• PROBLEM REQUIREMENTS:
Turn the lines of the records below, from the line with "Patent image size: (1131, 829)." up to and including the line with "The nozzle 26 is at (783, 330).", into a numbered list, leaving out any blank lines. Include only those lines.
[Start of THE INPUT]
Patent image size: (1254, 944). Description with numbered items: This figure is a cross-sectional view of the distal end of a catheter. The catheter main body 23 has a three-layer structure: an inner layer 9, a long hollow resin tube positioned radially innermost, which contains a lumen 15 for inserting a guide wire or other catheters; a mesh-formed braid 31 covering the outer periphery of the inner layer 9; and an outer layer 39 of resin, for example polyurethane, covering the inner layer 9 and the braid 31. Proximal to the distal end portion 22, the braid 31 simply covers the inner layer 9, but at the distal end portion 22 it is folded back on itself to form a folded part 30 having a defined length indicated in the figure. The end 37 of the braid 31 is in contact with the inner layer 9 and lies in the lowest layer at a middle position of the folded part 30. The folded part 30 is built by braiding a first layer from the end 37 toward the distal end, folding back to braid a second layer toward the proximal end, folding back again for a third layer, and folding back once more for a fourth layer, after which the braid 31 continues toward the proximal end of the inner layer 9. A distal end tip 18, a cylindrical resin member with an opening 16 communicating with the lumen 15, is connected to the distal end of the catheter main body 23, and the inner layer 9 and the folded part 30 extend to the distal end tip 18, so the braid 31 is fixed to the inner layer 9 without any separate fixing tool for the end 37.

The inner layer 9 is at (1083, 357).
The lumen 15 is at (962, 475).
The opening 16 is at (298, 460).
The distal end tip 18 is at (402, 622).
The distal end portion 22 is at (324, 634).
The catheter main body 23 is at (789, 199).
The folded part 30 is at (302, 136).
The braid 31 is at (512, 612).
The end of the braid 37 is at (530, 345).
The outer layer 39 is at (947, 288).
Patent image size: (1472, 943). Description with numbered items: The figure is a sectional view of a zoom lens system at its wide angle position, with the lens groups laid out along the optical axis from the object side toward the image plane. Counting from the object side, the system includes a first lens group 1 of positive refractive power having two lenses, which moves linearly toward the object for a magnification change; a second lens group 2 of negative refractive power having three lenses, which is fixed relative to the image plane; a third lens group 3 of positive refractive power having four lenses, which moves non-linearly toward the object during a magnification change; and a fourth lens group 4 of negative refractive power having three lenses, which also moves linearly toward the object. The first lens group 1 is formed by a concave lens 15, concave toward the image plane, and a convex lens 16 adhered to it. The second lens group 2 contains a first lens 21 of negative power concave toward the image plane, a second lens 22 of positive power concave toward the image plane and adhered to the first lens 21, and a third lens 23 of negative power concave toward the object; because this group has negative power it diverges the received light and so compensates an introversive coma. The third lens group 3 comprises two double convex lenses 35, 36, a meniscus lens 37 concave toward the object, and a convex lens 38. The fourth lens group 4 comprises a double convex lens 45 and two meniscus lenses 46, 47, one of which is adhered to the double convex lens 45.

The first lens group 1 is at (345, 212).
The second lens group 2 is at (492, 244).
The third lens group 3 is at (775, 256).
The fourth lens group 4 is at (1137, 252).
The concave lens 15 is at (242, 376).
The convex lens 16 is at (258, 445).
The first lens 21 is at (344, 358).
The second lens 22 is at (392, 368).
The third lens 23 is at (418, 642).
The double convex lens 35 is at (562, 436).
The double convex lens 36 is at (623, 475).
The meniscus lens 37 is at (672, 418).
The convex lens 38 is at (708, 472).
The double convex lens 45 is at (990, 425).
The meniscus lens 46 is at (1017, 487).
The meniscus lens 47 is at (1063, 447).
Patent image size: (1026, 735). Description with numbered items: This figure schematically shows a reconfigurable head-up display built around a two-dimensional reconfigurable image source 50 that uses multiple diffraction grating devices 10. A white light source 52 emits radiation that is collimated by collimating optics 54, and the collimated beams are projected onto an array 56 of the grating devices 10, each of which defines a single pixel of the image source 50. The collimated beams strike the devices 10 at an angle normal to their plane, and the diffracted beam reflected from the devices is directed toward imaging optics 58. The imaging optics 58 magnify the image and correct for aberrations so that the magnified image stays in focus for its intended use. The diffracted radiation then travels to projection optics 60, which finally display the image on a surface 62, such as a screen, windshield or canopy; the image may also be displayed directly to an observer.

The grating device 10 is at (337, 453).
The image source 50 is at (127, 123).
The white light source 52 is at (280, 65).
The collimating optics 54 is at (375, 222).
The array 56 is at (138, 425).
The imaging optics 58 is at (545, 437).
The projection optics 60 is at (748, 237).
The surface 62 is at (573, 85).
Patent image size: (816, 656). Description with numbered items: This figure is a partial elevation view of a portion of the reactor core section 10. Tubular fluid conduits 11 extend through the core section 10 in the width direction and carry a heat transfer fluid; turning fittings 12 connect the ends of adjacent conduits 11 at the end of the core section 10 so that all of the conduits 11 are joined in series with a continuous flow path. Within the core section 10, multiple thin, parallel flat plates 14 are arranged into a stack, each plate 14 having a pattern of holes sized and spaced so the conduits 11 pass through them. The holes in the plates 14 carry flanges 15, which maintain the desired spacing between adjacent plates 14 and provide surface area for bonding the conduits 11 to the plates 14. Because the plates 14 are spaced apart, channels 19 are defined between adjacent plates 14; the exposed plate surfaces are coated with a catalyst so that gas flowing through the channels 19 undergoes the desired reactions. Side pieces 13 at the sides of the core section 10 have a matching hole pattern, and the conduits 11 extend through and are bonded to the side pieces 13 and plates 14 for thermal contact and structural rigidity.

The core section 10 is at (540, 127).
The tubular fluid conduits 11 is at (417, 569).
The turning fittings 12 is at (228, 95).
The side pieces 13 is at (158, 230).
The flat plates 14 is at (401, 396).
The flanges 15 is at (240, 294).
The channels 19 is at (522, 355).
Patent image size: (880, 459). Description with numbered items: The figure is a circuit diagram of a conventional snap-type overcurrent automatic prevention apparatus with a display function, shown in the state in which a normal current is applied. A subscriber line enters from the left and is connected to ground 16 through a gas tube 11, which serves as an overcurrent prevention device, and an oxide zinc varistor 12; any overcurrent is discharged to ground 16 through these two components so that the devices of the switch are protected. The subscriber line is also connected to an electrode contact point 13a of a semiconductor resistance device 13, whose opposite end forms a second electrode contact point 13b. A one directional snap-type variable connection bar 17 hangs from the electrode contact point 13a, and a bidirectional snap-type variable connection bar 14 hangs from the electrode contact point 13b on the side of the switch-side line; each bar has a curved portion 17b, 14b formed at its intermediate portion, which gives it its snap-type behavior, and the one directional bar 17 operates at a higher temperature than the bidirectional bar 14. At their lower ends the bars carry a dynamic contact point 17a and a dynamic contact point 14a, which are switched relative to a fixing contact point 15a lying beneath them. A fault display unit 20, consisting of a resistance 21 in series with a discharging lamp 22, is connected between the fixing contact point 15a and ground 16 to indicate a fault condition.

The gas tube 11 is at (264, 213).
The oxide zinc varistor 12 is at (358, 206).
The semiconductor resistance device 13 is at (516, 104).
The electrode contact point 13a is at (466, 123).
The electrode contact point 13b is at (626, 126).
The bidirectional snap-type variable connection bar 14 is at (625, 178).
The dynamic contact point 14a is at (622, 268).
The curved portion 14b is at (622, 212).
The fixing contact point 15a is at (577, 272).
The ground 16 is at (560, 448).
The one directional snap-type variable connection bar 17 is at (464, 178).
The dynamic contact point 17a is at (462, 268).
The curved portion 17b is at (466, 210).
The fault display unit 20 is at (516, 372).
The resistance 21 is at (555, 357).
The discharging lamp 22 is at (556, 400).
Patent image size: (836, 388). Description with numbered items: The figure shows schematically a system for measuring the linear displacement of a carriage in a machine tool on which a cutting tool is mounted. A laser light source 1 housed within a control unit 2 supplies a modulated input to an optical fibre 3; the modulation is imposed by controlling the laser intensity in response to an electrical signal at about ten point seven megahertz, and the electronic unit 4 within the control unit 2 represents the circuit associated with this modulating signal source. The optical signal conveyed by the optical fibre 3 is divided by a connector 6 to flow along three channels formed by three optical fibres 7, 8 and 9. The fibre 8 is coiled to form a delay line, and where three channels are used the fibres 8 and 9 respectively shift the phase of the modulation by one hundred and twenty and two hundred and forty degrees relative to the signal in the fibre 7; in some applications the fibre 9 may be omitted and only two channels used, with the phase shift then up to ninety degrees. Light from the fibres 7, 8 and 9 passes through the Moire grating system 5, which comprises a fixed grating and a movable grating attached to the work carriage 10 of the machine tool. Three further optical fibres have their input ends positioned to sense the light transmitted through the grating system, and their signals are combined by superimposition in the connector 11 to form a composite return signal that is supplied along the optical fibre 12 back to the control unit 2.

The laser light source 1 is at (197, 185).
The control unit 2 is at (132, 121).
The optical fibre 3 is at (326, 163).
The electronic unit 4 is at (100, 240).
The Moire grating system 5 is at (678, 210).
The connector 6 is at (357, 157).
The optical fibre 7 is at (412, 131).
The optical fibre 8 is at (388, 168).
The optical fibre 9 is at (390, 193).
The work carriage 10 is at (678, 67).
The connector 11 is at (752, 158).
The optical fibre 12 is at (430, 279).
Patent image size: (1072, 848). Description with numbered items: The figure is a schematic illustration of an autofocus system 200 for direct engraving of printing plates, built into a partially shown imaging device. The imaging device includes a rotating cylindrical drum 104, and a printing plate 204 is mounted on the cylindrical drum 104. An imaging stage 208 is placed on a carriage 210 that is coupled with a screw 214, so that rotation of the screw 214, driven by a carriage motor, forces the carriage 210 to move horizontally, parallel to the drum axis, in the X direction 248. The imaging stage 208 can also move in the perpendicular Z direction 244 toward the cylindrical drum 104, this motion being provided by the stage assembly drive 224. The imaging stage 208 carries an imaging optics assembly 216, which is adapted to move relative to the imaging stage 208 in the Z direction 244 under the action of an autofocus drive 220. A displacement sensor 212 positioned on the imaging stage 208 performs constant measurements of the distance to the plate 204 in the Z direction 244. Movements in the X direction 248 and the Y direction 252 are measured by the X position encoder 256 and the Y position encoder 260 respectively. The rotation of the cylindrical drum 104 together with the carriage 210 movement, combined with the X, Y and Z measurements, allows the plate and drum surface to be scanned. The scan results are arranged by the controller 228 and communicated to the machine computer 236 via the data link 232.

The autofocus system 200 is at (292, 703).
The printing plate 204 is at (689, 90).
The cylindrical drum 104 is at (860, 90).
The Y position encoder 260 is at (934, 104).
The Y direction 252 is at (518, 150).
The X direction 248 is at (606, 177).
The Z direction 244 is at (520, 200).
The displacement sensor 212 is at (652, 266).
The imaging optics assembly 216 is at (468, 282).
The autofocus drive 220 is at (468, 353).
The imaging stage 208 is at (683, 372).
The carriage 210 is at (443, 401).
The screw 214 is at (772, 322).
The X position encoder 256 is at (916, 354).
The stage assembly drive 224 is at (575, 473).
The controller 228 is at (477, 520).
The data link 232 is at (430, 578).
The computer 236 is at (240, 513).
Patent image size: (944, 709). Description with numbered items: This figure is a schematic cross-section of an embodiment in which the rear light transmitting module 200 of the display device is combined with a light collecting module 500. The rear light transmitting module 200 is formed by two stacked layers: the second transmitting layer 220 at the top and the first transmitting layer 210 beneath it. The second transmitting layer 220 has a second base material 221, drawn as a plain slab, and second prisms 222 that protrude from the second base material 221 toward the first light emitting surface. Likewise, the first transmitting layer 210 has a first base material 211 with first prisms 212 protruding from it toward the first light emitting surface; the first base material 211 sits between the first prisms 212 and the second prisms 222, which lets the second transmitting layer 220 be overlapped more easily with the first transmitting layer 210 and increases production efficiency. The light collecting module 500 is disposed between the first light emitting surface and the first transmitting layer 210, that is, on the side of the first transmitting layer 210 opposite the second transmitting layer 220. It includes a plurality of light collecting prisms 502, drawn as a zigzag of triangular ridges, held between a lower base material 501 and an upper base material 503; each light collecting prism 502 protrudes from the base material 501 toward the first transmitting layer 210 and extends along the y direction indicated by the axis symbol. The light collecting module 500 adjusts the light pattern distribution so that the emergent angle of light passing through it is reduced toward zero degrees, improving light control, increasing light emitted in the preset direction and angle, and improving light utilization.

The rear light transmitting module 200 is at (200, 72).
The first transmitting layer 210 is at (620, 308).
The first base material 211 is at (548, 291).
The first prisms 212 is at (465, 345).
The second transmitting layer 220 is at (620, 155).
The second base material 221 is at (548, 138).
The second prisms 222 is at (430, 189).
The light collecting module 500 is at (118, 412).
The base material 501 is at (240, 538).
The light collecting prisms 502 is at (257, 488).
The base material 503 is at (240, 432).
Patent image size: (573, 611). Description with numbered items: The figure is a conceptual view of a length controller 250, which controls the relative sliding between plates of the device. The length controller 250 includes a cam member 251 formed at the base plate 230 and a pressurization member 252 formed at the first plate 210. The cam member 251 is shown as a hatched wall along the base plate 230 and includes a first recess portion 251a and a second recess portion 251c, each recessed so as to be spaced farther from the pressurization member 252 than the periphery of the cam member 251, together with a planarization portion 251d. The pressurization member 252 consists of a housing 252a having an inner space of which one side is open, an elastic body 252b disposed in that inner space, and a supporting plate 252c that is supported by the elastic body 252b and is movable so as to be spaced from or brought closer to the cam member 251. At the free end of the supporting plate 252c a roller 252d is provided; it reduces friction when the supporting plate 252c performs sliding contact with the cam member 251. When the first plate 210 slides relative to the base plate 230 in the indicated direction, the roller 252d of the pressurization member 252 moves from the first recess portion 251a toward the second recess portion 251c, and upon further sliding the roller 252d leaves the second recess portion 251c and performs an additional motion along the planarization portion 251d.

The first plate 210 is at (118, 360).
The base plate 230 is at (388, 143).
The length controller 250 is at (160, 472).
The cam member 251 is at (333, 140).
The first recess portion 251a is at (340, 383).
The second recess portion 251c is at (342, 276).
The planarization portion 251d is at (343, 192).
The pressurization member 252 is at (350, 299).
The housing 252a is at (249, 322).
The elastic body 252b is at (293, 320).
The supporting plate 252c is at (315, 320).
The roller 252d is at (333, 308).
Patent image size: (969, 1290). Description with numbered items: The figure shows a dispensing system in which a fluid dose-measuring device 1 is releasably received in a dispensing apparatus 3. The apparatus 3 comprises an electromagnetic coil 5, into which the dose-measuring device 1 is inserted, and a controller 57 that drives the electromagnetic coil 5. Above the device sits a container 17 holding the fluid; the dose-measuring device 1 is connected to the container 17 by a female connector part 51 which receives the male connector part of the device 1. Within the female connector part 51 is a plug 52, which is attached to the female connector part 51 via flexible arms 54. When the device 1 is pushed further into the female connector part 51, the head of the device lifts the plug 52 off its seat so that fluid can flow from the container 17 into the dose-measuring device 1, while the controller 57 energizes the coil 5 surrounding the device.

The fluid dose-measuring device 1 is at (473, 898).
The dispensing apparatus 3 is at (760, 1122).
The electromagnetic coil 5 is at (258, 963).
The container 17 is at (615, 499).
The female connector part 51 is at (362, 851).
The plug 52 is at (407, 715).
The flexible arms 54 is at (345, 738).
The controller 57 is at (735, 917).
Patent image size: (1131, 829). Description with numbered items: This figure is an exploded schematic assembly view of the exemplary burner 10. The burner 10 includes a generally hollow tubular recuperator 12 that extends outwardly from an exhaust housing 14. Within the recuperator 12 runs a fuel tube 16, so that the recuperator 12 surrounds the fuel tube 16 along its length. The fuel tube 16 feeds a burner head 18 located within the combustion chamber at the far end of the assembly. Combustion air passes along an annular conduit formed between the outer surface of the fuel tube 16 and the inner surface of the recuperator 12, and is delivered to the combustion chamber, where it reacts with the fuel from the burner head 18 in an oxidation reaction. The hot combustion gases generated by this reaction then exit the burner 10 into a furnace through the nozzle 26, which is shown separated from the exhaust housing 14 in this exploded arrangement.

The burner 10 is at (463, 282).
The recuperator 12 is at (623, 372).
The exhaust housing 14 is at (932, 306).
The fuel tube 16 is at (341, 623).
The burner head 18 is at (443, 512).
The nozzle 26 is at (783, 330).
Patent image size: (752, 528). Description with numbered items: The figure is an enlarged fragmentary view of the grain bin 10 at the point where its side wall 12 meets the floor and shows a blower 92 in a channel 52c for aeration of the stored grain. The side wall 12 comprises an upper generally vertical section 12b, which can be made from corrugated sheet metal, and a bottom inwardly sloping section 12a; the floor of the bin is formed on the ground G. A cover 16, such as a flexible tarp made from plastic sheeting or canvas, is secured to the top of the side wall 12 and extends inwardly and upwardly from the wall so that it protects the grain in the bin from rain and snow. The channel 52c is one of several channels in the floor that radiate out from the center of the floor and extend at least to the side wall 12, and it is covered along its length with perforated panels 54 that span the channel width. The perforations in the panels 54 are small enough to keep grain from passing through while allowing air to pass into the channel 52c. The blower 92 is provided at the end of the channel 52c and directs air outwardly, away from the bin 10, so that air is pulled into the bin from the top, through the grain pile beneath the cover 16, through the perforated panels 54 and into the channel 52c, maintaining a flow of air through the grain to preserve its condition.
[End of THE INPUT]
• OUTPUT:
1. Patent image size: (1131, 829). Description with numbered items: This figure is an exploded schematic assembly view of the exemplary burner 10. The burner 10 includes a generally hollow tubular recuperator 12 that extends outwardly from an exhaust housing 14. Within the recuperator 12 runs a fuel tube 16, so that the recuperator 12 surrounds the fuel tube 16 along its length. The fuel tube 16 feeds a burner head 18 located within the combustion chamber at the far end of the assembly. Combustion air passes along an annular conduit formed between the outer surface of the fuel tube 16 and the inner surface of the recuperator 12, and is delivered to the combustion chamber, where it reacts with the fuel from the burner head 18 in an oxidation reaction. The hot combustion gases generated by this reaction then exit the burner 10 into a furnace through the nozzle 26, which is shown separated from the exhaust housing 14 in this exploded arrangement.
2. The burner 10 is at (463, 282).
3. The recuperator 12 is at (623, 372).
4. The exhaust housing 14 is at (932, 306).
5. The fuel tube 16 is at (341, 623).
6. The burner head 18 is at (443, 512).
7. The nozzle 26 is at (783, 330).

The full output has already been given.